----- Information provided

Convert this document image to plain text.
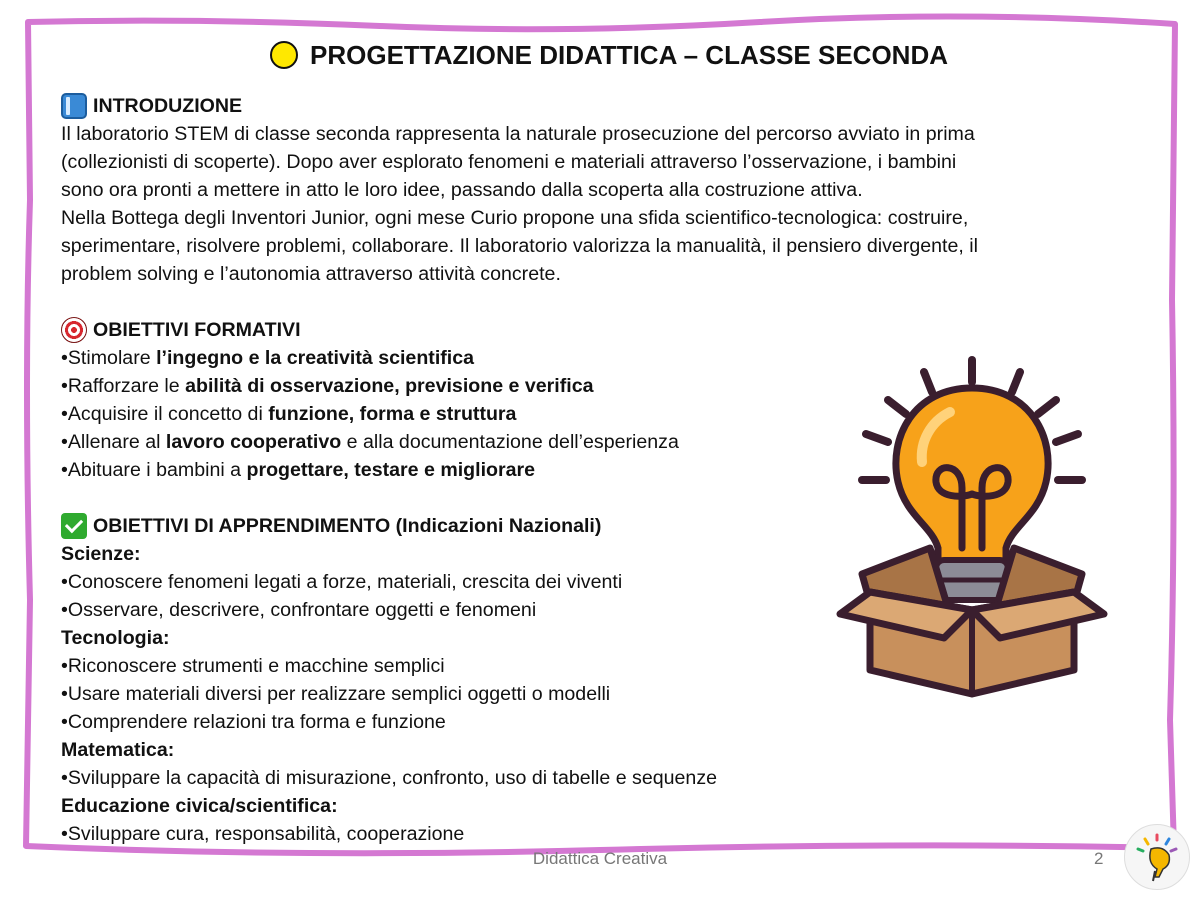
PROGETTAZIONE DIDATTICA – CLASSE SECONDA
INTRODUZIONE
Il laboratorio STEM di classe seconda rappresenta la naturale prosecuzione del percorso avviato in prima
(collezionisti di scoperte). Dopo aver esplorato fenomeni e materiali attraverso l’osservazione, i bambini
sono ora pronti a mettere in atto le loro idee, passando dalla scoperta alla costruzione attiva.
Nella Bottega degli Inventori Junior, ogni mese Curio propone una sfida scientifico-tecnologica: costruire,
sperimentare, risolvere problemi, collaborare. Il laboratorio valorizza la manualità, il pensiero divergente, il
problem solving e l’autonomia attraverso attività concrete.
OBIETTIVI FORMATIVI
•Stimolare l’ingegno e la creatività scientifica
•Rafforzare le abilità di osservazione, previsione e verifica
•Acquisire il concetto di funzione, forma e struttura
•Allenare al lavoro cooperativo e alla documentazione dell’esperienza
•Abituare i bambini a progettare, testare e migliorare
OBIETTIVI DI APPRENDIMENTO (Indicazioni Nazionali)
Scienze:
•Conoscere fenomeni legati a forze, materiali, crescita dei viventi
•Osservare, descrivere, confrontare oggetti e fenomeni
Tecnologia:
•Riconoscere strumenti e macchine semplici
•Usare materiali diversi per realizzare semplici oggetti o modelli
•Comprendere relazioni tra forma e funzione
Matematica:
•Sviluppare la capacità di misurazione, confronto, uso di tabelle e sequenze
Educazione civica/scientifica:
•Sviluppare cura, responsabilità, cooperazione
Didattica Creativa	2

----------
----- Information provided

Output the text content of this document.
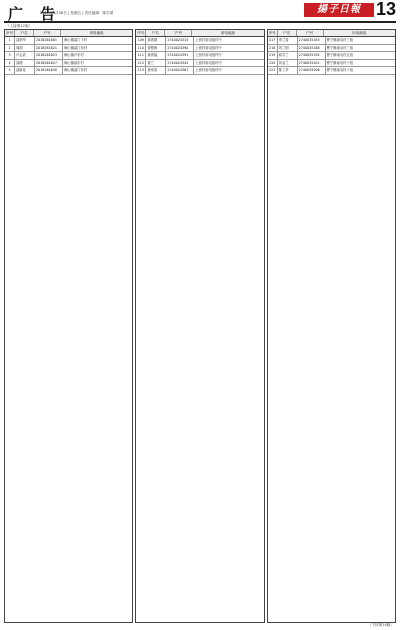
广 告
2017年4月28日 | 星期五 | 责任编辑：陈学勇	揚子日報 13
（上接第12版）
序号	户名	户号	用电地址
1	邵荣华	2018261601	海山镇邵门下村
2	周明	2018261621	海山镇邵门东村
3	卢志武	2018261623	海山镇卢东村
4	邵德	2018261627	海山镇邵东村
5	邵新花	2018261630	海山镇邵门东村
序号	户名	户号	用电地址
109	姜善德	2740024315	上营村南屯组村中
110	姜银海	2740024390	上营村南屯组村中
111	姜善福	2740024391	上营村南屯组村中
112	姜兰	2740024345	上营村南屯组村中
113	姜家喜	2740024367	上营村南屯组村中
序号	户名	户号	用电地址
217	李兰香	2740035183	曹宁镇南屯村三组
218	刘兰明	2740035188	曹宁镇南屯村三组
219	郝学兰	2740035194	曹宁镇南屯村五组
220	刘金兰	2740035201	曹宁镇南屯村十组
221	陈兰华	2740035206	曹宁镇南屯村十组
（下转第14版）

----------

▶ _Task description_
Filter the listing for the word "海山镇邵门东村" and copy every line that holds it.

▶ _Full response_
2	周明	2018261621	海山镇邵门东村
5	邵新花	2018261630	海山镇邵门东村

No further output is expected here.